= Aim of the exercise =
Pick out each line in these entries that contains the string "this".

Stored data:
#####

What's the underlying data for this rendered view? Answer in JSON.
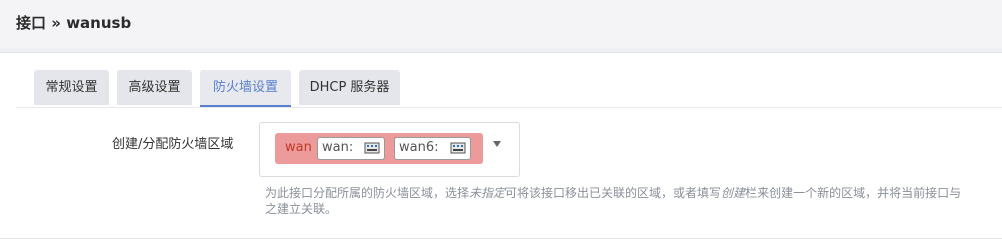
{
  "breadcrumb": {
    "section": "接口",
    "separator": "»",
    "current": "wanusb"
  },
  "tabs": [
    {
      "label": "常规设置",
      "active": false
    },
    {
      "label": "高级设置",
      "active": false
    },
    {
      "label": "防火墙设置",
      "active": true
    },
    {
      "label": "DHCP 服务器",
      "active": false
    }
  ],
  "firewall": {
    "field_label": "创建/分配防火墙区域",
    "zone": {
      "name": "wan",
      "color": "#ec9a9a",
      "networks": [
        {
          "label": "wan:",
          "icon": "ethernet-port-icon"
        },
        {
          "label": "wan6:",
          "icon": "ethernet-port-icon"
        }
      ]
    },
    "help": {
      "part1": "为此接口分配所属的防火墙区域，选择",
      "unspecified": "未指定",
      "part2": "可将该接口移出已关联的区域，或者填写",
      "create": "创建",
      "part3": "栏来创建一个新的区域，并将当前接口与之建立关联。"
    }
  },
  "colors": {
    "accent": "#5a7fcf",
    "zone_text": "#c0392b",
    "help_text": "#8a8f99"
  }
}
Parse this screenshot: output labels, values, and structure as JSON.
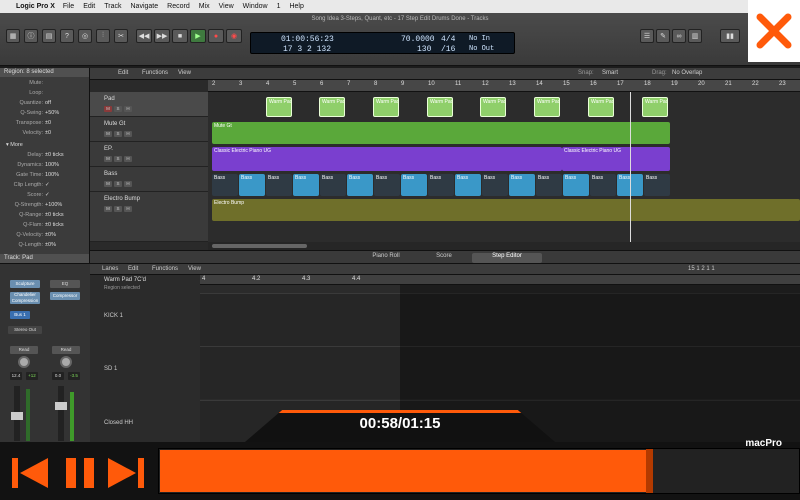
{
  "menubar": {
    "app": "Logic Pro X",
    "items": [
      "File",
      "Edit",
      "Track",
      "Navigate",
      "Record",
      "Mix",
      "View",
      "Window",
      "1",
      "Help"
    ]
  },
  "window": {
    "title": "Song Idea 3-Steps, Quant, etc - 17 Step Edit Drums Done - Tracks"
  },
  "lcd": {
    "time": "01:00:56:23",
    "bars": "17  3  2  132",
    "tempo": "70.0000",
    "tempo_sub": "130",
    "sig": "4/4",
    "div": "/16",
    "in": "No In",
    "out": "No Out"
  },
  "inspector": {
    "region_header": "Region: 8 selected",
    "rows": [
      {
        "k": "Mute:",
        "v": ""
      },
      {
        "k": "Loop:",
        "v": ""
      },
      {
        "k": "Quantize:",
        "v": "off"
      },
      {
        "k": "Q-Swing:",
        "v": "+50%"
      },
      {
        "k": "Transpose:",
        "v": "±0"
      },
      {
        "k": "Velocity:",
        "v": "±0"
      }
    ],
    "more_label": "More",
    "more_rows": [
      {
        "k": "Delay:",
        "v": "±0 ticks"
      },
      {
        "k": "Dynamics:",
        "v": "100%"
      },
      {
        "k": "Gate Time:",
        "v": "100%"
      },
      {
        "k": "Clip Length:",
        "v": "✓"
      },
      {
        "k": "Score:",
        "v": "✓"
      },
      {
        "k": "Q-Strength:",
        "v": "+100%"
      },
      {
        "k": "Q-Range:",
        "v": "±0 ticks"
      },
      {
        "k": "Q-Flam:",
        "v": "±0 ticks"
      },
      {
        "k": "Q-Velocity:",
        "v": "±0%"
      },
      {
        "k": "Q-Length:",
        "v": "±0%"
      }
    ],
    "track_header": "Track: Pad"
  },
  "tracks_toolbar": {
    "edit": "Edit",
    "functions": "Functions",
    "view": "View",
    "snap_label": "Snap:",
    "snap": "Smart",
    "drag_label": "Drag:",
    "drag": "No Overlap"
  },
  "ruler": [
    "2",
    "3",
    "4",
    "5",
    "6",
    "7",
    "8",
    "9",
    "10",
    "11",
    "12",
    "13",
    "14",
    "15",
    "16",
    "17",
    "18",
    "19",
    "20",
    "21",
    "22",
    "23"
  ],
  "tracks": [
    {
      "name": "Pad",
      "color": "#8fcf6a"
    },
    {
      "name": "Mute Gt",
      "color": "#5aa83a"
    },
    {
      "name": "EP.",
      "color": "#7a3fcf"
    },
    {
      "name": "Bass",
      "color": "#3a98c8"
    },
    {
      "name": "Electro Bump",
      "color": "#6f6f2a"
    }
  ],
  "regions": {
    "pad": "Warm Pad",
    "mute": "Mute Gt",
    "ep1": "Classic Electric Piano UG",
    "ep2": "Classic Electric Piano UG",
    "bass": "Bass",
    "electro": "Electro Bump"
  },
  "editor_tabs": [
    "Piano Roll",
    "Score",
    "Step Editor"
  ],
  "editor_toolbar": {
    "lanes": "Lanes",
    "edit": "Edit",
    "functions": "Functions",
    "view": "View",
    "position": "15  1 2 1 1"
  },
  "step_editor": {
    "region_name": "Warm Pad 7C'd",
    "region_sub": "Region selected",
    "ruler": [
      "4",
      "4.2",
      "4.3",
      "4.4"
    ],
    "lanes": [
      "KICK 1",
      "SD 1",
      "Closed HH"
    ]
  },
  "strips": {
    "labels": [
      "Sculpture",
      "Chandelier Compression",
      "Bus 1",
      "Stereo Out",
      "Read",
      "Read"
    ],
    "values": [
      "12.4",
      "+12",
      "0.0",
      "-3.5"
    ],
    "eq": "EQ",
    "compressor": "Compressor"
  },
  "player": {
    "time": "00:58/01:15",
    "progress": 0.768,
    "brand": "macPro",
    "accent": "#ff5a0a"
  }
}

#####

= Output of the task =
What's the underlying data for this rendered view? Answer in JSON.
Parse this screenshot: output labels, values, and structure as JSON.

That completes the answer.